▸ Excerpted records:
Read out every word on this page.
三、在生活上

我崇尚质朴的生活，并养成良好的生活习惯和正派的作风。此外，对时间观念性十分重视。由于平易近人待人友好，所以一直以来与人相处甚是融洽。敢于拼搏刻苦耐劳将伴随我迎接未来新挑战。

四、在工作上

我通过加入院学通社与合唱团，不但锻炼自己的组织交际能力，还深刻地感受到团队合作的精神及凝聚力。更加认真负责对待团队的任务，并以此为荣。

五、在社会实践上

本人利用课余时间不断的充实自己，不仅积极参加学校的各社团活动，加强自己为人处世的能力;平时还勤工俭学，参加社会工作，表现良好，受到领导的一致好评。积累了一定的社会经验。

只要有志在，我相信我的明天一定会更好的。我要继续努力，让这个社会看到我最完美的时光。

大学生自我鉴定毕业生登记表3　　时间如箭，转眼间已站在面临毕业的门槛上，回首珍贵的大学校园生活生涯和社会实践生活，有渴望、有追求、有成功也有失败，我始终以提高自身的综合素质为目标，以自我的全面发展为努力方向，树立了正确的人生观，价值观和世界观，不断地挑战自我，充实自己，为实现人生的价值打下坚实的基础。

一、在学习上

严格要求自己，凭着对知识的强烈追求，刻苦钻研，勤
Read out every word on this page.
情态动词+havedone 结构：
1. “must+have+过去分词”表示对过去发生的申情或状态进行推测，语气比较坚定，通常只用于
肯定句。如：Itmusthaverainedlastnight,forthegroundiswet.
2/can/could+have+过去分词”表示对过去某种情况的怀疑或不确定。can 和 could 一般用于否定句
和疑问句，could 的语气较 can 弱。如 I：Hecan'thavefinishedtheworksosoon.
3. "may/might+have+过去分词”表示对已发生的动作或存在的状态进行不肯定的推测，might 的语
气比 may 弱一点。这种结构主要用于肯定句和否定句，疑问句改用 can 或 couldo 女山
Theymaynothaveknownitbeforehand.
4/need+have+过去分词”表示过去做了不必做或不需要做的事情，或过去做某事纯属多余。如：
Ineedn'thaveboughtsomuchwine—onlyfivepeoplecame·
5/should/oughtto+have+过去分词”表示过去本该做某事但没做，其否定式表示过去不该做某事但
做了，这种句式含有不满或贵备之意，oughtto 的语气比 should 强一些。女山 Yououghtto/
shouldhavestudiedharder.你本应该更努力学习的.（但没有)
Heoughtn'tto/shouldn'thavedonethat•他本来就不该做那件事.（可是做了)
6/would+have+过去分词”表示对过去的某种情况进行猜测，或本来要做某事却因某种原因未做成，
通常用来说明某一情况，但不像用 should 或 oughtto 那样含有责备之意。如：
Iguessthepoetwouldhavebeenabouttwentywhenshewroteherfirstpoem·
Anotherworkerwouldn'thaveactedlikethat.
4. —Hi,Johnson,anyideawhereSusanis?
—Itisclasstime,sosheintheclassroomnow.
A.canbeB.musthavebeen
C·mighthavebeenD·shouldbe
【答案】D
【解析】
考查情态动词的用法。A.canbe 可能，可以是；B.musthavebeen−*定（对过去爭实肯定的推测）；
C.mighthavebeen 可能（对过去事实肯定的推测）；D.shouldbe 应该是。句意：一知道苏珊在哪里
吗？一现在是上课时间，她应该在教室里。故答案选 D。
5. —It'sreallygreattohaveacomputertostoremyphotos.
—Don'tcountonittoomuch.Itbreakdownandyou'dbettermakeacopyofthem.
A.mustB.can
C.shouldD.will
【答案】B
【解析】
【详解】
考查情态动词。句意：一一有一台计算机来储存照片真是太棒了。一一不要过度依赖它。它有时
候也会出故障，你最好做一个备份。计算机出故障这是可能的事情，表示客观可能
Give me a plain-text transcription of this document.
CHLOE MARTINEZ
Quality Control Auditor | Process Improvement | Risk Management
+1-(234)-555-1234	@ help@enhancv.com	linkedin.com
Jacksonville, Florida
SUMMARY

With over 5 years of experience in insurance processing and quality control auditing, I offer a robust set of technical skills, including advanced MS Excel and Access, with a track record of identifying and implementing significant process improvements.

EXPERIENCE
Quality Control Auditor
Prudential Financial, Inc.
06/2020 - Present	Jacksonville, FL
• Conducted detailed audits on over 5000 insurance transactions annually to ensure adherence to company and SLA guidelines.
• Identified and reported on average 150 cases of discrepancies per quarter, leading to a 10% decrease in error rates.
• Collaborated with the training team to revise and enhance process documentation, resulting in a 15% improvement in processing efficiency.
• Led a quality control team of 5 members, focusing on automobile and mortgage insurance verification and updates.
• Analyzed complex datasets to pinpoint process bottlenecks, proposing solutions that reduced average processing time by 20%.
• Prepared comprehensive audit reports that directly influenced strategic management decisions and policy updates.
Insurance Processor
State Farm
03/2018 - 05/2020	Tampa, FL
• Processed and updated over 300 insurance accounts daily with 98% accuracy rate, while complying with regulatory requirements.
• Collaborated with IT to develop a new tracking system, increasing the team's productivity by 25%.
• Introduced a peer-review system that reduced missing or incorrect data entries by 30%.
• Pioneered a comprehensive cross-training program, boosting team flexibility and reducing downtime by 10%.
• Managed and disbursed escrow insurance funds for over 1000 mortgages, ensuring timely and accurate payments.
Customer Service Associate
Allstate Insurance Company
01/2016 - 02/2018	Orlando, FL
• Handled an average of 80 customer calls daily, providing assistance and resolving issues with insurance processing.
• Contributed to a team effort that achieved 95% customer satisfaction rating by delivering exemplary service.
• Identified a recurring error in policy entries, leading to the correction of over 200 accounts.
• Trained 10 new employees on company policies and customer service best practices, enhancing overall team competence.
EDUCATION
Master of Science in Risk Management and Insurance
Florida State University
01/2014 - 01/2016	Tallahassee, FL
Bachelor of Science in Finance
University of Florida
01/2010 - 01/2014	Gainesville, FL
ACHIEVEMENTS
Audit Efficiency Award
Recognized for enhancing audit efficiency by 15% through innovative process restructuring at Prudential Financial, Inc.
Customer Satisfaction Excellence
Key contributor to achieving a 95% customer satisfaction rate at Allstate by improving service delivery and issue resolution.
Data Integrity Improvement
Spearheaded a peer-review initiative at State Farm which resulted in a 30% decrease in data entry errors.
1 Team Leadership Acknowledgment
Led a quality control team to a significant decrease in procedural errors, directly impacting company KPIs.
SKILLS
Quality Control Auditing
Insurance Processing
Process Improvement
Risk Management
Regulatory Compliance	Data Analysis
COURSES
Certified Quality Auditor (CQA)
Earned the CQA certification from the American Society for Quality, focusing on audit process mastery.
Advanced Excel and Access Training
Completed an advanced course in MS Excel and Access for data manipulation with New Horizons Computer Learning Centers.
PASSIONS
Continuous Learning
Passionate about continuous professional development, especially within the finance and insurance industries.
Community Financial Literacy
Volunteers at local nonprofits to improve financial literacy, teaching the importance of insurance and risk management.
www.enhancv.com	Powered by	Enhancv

▸ Instructions for the task: Repeat each record in full; every line must match exactly.

▸ Expected output:
Read out every word on this page.
三、在生活上

我崇尚质朴的生活，并养成良好的生活习惯和正派的作风。此外，对时间观念性十分重视。由于平易近人待人友好，所以一直以来与人相处甚是融洽。敢于拼搏刻苦耐劳将伴随我迎接未来新挑战。

四、在工作上

我通过加入院学通社与合唱团，不但锻炼自己的组织交际能力，还深刻地感受到团队合作的精神及凝聚力。更加认真负责对待团队的任务，并以此为荣。

五、在社会实践上

本人利用课余时间不断的充实自己，不仅积极参加学校的各社团活动，加强自己为人处世的能力;平时还勤工俭学，参加社会工作，表现良好，受到领导的一致好评。积累了一定的社会经验。

只要有志在，我相信我的明天一定会更好的。我要继续努力，让这个社会看到我最完美的时光。

大学生自我鉴定毕业生登记表3　　时间如箭，转眼间已站在面临毕业的门槛上，回首珍贵的大学校园生活生涯和社会实践生活，有渴望、有追求、有成功也有失败，我始终以提高自身的综合素质为目标，以自我的全面发展为努力方向，树立了正确的人生观，价值观和世界观，不断地挑战自我，充实自己，为实现人生的价值打下坚实的基础。

一、在学习上

严格要求自己，凭着对知识的强烈追求，刻苦钻研，勤
Read out every word on this page.
情态动词+havedone 结构：
1. “must+have+过去分词”表示对过去发生的申情或状态进行推测，语气比较坚定，通常只用于
肯定句。如：Itmusthaverainedlastnight,forthegroundiswet.
2/can/could+have+过去分词”表示对过去某种情况的怀疑或不确定。can 和 could 一般用于否定句
和疑问句，could 的语气较 can 弱。如 I：Hecan'thavefinishedtheworksosoon.
3. "may/might+have+过去分词”表示对已发生的动作或存在的状态进行不肯定的推测，might 的语
气比 may 弱一点。这种结构主要用于肯定句和否定句，疑问句改用 can 或 couldo 女山
Theymaynothaveknownitbeforehand.
4/need+have+过去分词”表示过去做了不必做或不需要做的事情，或过去做某事纯属多余。如：
Ineedn'thaveboughtsomuchwine—onlyfivepeoplecame·
5/should/oughtto+have+过去分词”表示过去本该做某事但没做，其否定式表示过去不该做某事但
做了，这种句式含有不满或贵备之意，oughtto 的语气比 should 强一些。女山 Yououghtto/
shouldhavestudiedharder.你本应该更努力学习的.（但没有)
Heoughtn'tto/shouldn'thavedonethat•他本来就不该做那件事.（可是做了)
6/would+have+过去分词”表示对过去的某种情况进行猜测，或本来要做某事却因某种原因未做成，
通常用来说明某一情况，但不像用 should 或 oughtto 那样含有责备之意。如：
Iguessthepoetwouldhavebeenabouttwentywhenshewroteherfirstpoem·
Anotherworkerwouldn'thaveactedlikethat.
4. —Hi,Johnson,anyideawhereSusanis?
—Itisclasstime,sosheintheclassroomnow.
A.canbeB.musthavebeen
C·mighthavebeenD·shouldbe
【答案】D
【解析】
考查情态动词的用法。A.canbe 可能，可以是；B.musthavebeen−*定（对过去爭实肯定的推测）；
C.mighthavebeen 可能（对过去事实肯定的推测）；D.shouldbe 应该是。句意：一知道苏珊在哪里
吗？一现在是上课时间，她应该在教室里。故答案选 D。
5. —It'sreallygreattohaveacomputertostoremyphotos.
—Don'tcountonittoomuch.Itbreakdownandyou'dbettermakeacopyofthem.
A.mustB.can
C.shouldD.will
【答案】B
【解析】
【详解】
考查情态动词。句意：一一有一台计算机来储存照片真是太棒了。一一不要过度依赖它。它有时
候也会出故障，你最好做一个备份。计算机出故障这是可能的事情，表示客观可能
Give me a plain-text transcription of this document.
CHLOE MARTINEZ
Quality Control Auditor | Process Improvement | Risk Management
+1-(234)-555-1234	@ help@enhancv.com	linkedin.com
Jacksonville, Florida
SUMMARY

With over 5 years of experience in insurance processing and quality control auditing, I offer a robust set of technical skills, including advanced MS Excel and Access, with a track record of identifying and implementing significant process improvements.

EXPERIENCE
Quality Control Auditor
Prudential Financial, Inc.
06/2020 - Present	Jacksonville, FL
• Conducted detailed audits on over 5000 insurance transactions annually to ensure adherence to company and SLA guidelines.
• Identified and reported on average 150 cases of discrepancies per quarter, leading to a 10% decrease in error rates.
• Collaborated with the training team to revise and enhance process documentation, resulting in a 15% improvement in processing efficiency.
• Led a quality control team of 5 members, focusing on automobile and mortgage insurance verification and updates.
• Analyzed complex datasets to pinpoint process bottlenecks, proposing solutions that reduced average processing time by 20%.
• Prepared comprehensive audit reports that directly influenced strategic management decisions and policy updates.
Insurance Processor
State Farm
03/2018 - 05/2020	Tampa, FL
• Processed and updated over 300 insurance accounts daily with 98% accuracy rate, while complying with regulatory requirements.
• Collaborated with IT to develop a new tracking system, increasing the team's productivity by 25%.
• Introduced a peer-review system that reduced missing or incorrect data entries by 30%.
• Pioneered a comprehensive cross-training program, boosting team flexibility and reducing downtime by 10%.
• Managed and disbursed escrow insurance funds for over 1000 mortgages, ensuring timely and accurate payments.
Customer Service Associate
Allstate Insurance Company
01/2016 - 02/2018	Orlando, FL
• Handled an average of 80 customer calls daily, providing assistance and resolving issues with insurance processing.
• Contributed to a team effort that achieved 95% customer satisfaction rating by delivering exemplary service.
• Identified a recurring error in policy entries, leading to the correction of over 200 accounts.
• Trained 10 new employees on company policies and customer service best practices, enhancing overall team competence.
EDUCATION
Master of Science in Risk Management and Insurance
Florida State University
01/2014 - 01/2016	Tallahassee, FL
Bachelor of Science in Finance
University of Florida
01/2010 - 01/2014	Gainesville, FL
ACHIEVEMENTS
Audit Efficiency Award
Recognized for enhancing audit efficiency by 15% through innovative process restructuring at Prudential Financial, Inc.
Customer Satisfaction Excellence
Key contributor to achieving a 95% customer satisfaction rate at Allstate by improving service delivery and issue resolution.
Data Integrity Improvement
Spearheaded a peer-review initiative at State Farm which resulted in a 30% decrease in data entry errors.
1 Team Leadership Acknowledgment
Led a quality control team to a significant decrease in procedural errors, directly impacting company KPIs.
SKILLS
Quality Control Auditing
Insurance Processing
Process Improvement
Risk Management
Regulatory Compliance	Data Analysis
COURSES
Certified Quality Auditor (CQA)
Earned the CQA certification from the American Society for Quality, focusing on audit process mastery.
Advanced Excel and Access Training
Completed an advanced course in MS Excel and Access for data manipulation with New Horizons Computer Learning Centers.
PASSIONS
Continuous Learning
Passionate about continuous professional development, especially within the finance and insurance industries.
Community Financial Literacy
Volunteers at local nonprofits to improve financial literacy, teaching the importance of insurance and risk management.
www.enhancv.com	Powered by	Enhancv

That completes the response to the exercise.